TASK GOAL
From the listing below, extract every line in which the word "PORCENTAJE" appears.

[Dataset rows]
· · · · · · ·
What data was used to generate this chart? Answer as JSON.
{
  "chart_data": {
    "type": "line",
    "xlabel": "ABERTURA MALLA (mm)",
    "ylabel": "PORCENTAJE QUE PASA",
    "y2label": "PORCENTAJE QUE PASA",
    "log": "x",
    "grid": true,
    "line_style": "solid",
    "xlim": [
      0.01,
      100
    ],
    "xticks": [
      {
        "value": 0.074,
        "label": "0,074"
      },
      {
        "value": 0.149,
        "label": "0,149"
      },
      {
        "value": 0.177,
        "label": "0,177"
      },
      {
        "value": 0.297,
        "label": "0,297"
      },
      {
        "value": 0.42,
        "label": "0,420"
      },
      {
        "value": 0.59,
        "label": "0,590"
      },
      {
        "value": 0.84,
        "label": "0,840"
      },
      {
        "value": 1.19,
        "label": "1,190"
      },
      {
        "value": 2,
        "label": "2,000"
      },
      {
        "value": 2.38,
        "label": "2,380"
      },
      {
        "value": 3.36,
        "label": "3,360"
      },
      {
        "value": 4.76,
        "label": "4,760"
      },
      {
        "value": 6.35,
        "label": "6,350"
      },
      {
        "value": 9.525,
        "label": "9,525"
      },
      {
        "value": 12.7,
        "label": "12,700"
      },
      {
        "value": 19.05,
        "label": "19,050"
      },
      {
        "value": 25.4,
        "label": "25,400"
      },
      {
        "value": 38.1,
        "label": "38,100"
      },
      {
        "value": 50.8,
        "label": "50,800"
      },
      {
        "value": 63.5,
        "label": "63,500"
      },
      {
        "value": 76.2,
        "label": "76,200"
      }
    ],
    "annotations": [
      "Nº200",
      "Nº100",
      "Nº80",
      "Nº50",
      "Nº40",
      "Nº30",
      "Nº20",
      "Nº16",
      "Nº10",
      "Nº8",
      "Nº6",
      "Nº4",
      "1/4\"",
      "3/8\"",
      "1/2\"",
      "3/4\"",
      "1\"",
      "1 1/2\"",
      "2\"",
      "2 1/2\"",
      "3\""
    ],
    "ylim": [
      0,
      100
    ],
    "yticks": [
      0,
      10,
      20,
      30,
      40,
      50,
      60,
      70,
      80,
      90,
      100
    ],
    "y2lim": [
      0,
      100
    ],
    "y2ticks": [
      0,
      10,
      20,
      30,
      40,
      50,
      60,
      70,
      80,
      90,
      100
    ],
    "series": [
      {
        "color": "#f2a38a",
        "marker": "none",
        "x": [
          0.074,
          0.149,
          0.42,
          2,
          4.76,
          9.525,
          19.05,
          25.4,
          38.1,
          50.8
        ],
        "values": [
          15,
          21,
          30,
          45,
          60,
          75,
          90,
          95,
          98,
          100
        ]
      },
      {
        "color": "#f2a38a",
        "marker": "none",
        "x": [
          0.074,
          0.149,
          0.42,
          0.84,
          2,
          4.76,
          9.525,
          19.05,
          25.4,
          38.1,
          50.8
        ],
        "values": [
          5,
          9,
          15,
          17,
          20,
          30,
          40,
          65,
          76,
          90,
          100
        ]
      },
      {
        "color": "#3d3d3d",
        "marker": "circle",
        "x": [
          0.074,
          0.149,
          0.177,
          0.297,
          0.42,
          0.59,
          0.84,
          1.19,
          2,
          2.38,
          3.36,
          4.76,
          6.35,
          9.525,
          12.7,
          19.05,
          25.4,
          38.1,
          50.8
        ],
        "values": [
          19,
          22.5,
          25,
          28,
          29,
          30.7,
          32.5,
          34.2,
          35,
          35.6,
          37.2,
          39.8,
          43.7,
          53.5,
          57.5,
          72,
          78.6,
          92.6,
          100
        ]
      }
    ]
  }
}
· · · · · · ·
RESULT FOR THIS TASK
    "ylabel": "PORCENTAJE QUE PASA",
    "y2label": "PORCENTAJE QUE PASA",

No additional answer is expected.